Short task:
Rewrite the entries below as a numbered list, from the first line through the line containing "party-b-details: η οποία", both included, leaving out blank lines.

Records for this exercise:

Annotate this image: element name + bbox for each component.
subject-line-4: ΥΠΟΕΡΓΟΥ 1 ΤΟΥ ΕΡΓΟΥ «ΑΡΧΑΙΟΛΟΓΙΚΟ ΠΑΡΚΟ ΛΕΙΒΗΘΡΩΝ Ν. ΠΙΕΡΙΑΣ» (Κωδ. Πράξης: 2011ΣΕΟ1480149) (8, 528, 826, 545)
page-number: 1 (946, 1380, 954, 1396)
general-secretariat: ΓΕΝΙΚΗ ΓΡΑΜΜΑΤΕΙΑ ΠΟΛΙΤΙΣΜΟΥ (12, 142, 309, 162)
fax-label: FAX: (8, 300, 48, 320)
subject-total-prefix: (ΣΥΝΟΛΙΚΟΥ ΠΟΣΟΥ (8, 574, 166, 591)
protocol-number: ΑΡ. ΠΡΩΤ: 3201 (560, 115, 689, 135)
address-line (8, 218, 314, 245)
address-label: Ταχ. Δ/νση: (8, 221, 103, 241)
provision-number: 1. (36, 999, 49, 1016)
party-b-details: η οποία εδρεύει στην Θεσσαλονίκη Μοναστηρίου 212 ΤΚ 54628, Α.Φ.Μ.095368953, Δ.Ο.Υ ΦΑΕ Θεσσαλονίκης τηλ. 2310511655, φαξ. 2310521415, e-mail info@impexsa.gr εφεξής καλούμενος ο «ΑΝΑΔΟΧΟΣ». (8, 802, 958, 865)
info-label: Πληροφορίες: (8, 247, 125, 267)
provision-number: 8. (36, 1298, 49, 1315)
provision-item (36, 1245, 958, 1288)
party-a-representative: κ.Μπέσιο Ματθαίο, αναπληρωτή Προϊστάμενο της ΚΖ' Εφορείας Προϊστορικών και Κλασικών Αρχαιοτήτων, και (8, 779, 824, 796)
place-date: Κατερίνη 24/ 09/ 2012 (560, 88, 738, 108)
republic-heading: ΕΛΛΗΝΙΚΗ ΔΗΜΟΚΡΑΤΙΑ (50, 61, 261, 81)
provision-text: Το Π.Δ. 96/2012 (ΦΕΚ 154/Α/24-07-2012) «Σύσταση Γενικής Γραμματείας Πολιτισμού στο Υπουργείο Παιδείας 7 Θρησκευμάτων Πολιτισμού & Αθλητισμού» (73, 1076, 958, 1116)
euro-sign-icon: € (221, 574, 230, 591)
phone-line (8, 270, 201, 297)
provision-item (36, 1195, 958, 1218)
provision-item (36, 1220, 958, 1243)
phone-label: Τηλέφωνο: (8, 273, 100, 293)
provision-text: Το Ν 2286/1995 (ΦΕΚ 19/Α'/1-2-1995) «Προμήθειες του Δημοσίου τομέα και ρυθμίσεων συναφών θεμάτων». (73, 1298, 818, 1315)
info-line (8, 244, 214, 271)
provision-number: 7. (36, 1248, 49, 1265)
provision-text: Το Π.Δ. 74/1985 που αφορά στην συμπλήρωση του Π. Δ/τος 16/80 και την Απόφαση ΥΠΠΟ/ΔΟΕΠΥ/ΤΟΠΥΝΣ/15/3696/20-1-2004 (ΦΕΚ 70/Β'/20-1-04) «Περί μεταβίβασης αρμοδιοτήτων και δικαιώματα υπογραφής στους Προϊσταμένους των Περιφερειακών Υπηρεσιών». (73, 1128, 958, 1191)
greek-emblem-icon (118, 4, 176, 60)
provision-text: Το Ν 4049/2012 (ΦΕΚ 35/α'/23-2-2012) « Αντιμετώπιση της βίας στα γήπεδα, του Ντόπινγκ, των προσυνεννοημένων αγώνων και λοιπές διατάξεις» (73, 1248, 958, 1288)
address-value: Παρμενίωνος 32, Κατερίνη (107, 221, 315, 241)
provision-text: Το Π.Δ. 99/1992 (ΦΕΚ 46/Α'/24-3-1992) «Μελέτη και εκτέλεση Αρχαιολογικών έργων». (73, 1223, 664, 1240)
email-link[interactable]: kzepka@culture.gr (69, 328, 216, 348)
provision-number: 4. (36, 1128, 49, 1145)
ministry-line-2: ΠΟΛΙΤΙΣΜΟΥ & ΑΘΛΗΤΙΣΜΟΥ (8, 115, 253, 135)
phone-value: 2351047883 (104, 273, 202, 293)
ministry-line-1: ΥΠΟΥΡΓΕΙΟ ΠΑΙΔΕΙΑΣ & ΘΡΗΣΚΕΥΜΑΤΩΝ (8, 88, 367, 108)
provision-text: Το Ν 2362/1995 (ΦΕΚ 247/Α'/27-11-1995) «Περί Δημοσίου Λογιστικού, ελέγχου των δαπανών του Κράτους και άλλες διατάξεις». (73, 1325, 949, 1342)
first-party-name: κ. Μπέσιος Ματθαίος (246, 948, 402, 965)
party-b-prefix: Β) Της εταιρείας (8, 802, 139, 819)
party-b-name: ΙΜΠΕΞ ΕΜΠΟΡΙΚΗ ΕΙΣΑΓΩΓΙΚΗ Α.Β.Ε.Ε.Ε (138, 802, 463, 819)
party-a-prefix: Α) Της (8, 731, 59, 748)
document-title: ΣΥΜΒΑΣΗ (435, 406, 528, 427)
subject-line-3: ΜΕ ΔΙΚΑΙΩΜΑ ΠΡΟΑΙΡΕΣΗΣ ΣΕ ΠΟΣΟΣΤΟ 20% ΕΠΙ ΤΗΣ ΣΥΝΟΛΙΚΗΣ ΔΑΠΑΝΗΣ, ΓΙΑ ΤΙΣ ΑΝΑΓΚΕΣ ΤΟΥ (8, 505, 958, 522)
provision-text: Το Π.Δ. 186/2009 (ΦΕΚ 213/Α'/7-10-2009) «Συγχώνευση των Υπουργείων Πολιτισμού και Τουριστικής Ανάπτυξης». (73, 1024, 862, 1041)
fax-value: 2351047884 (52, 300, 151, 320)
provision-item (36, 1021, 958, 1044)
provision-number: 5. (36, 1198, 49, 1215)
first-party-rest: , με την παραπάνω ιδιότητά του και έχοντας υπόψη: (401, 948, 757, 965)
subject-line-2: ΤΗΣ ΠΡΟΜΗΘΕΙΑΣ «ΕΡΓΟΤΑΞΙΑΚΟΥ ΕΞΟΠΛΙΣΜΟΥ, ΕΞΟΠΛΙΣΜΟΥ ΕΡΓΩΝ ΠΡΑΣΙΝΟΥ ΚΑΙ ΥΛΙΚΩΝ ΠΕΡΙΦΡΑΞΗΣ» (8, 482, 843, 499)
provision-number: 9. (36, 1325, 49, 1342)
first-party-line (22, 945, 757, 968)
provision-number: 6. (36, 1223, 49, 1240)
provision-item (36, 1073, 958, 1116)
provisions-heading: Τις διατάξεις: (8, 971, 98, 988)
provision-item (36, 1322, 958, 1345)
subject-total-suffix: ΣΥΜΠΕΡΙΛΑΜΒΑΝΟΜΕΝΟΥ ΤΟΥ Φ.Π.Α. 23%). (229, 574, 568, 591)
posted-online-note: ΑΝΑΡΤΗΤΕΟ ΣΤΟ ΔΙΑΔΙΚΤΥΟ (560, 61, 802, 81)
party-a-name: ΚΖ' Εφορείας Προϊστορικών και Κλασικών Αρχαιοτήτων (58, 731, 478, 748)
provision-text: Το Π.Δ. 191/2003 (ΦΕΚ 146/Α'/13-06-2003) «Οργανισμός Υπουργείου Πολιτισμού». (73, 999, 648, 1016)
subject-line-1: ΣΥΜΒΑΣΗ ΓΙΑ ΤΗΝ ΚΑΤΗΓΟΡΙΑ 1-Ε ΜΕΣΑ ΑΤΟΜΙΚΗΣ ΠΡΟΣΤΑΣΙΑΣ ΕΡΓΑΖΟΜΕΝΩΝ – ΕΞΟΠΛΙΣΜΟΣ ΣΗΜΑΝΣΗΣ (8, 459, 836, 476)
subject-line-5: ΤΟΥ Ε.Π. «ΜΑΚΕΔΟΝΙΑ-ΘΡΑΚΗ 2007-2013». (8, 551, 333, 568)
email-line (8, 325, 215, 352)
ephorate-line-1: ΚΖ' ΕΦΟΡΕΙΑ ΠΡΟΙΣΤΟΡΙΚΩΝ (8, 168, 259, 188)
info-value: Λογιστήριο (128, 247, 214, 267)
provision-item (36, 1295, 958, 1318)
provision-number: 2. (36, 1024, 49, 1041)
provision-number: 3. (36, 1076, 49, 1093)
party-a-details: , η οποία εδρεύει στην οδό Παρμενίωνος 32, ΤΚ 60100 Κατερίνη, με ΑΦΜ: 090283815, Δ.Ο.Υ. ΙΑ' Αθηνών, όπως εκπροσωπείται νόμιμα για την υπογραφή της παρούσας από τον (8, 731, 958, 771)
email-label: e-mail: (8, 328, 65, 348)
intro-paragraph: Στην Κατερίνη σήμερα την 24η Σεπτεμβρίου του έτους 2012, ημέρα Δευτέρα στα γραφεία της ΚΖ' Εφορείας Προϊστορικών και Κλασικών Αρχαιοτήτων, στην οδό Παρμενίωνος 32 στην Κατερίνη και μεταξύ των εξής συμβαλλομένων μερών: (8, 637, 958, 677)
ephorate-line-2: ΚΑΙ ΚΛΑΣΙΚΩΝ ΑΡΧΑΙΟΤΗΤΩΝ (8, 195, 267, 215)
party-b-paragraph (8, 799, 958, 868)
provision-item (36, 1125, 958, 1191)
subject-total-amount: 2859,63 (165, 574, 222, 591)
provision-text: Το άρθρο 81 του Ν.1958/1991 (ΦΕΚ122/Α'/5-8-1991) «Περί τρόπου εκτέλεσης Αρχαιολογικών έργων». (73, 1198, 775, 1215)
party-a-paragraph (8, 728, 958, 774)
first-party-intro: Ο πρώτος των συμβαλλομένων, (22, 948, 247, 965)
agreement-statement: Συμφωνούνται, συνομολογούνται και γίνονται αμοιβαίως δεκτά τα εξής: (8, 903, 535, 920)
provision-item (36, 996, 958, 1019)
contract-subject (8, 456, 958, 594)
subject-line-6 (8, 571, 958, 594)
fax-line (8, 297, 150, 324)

Expected answer:
1. Annotate this image: element name + bbox for each component.
2. subject-line-4: ΥΠΟΕΡΓΟΥ 1 ΤΟΥ ΕΡΓΟΥ «ΑΡΧΑΙΟΛΟΓΙΚΟ ΠΑΡΚΟ ΛΕΙΒΗΘΡΩΝ Ν. ΠΙΕΡΙΑΣ» (Κωδ. Πράξης: 2011ΣΕΟ1480149) (8, 528, 826, 545)
3. page-number: 1 (946, 1380, 954, 1396)
4. general-secretariat: ΓΕΝΙΚΗ ΓΡΑΜΜΑΤΕΙΑ ΠΟΛΙΤΙΣΜΟΥ (12, 142, 309, 162)
5. fax-label: FAX: (8, 300, 48, 320)
6. subject-total-prefix: (ΣΥΝΟΛΙΚΟΥ ΠΟΣΟΥ (8, 574, 166, 591)
7. protocol-number: ΑΡ. ΠΡΩΤ: 3201 (560, 115, 689, 135)
8. address-line (8, 218, 314, 245)
9. address-label: Ταχ. Δ/νση: (8, 221, 103, 241)
10. provision-number: 1. (36, 999, 49, 1016)
11. party-b-details: η οποία εδρεύει στην Θεσσαλονίκη Μοναστηρίου 212 ΤΚ 54628, Α.Φ.Μ.095368953, Δ.Ο.Υ ΦΑΕ Θεσσαλονίκης τηλ. 2310511655, φαξ. 2310521415, e-mail info@impexsa.gr εφεξής καλούμενος ο «ΑΝΑΔΟΧΟΣ». (8, 802, 958, 865)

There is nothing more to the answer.